▸ Given task: Your task is to give the data again, exactly, with every line intact.
-- -- --
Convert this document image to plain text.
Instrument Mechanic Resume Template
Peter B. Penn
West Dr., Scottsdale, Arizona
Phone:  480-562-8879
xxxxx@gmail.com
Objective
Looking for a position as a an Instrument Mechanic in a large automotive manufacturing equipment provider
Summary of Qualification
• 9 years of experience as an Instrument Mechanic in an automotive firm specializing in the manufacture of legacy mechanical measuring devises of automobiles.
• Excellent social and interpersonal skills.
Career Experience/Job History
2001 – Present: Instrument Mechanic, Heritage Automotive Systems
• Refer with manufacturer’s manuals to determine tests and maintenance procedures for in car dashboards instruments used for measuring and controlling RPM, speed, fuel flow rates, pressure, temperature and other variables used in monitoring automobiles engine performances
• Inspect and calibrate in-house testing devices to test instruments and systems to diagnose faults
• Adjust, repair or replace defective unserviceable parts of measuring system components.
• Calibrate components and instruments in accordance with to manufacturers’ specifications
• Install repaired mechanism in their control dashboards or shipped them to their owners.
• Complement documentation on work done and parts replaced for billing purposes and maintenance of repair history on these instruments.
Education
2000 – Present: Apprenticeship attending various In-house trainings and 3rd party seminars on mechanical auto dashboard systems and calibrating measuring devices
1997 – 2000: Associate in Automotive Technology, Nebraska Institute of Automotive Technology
-- -- --
▸ Complete answer:
Convert this document image to plain text.
Instrument Mechanic Resume Template
Peter B. Penn
West Dr., Scottsdale, Arizona
Phone:  480-562-8879
xxxxx@gmail.com
Objective
Looking for a position as a an Instrument Mechanic in a large automotive manufacturing equipment provider
Summary of Qualification
• 9 years of experience as an Instrument Mechanic in an automotive firm specializing in the manufacture of legacy mechanical measuring devises of automobiles.
• Excellent social and interpersonal skills.
Career Experience/Job History
2001 – Present: Instrument Mechanic, Heritage Automotive Systems
• Refer with manufacturer’s manuals to determine tests and maintenance procedures for in car dashboards instruments used for measuring and controlling RPM, speed, fuel flow rates, pressure, temperature and other variables used in monitoring automobiles engine performances
• Inspect and calibrate in-house testing devices to test instruments and systems to diagnose faults
• Adjust, repair or replace defective unserviceable parts of measuring system components.
• Calibrate components and instruments in accordance with to manufacturers’ specifications
• Install repaired mechanism in their control dashboards or shipped them to their owners.
• Complement documentation on work done and parts replaced for billing purposes and maintenance of repair history on these instruments.
Education
2000 – Present: Apprenticeship attending various In-house trainings and 3rd party seminars on mechanical auto dashboard systems and calibrating measuring devices
1997 – 2000: Associate in Automotive Technology, Nebraska Institute of Automotive Technology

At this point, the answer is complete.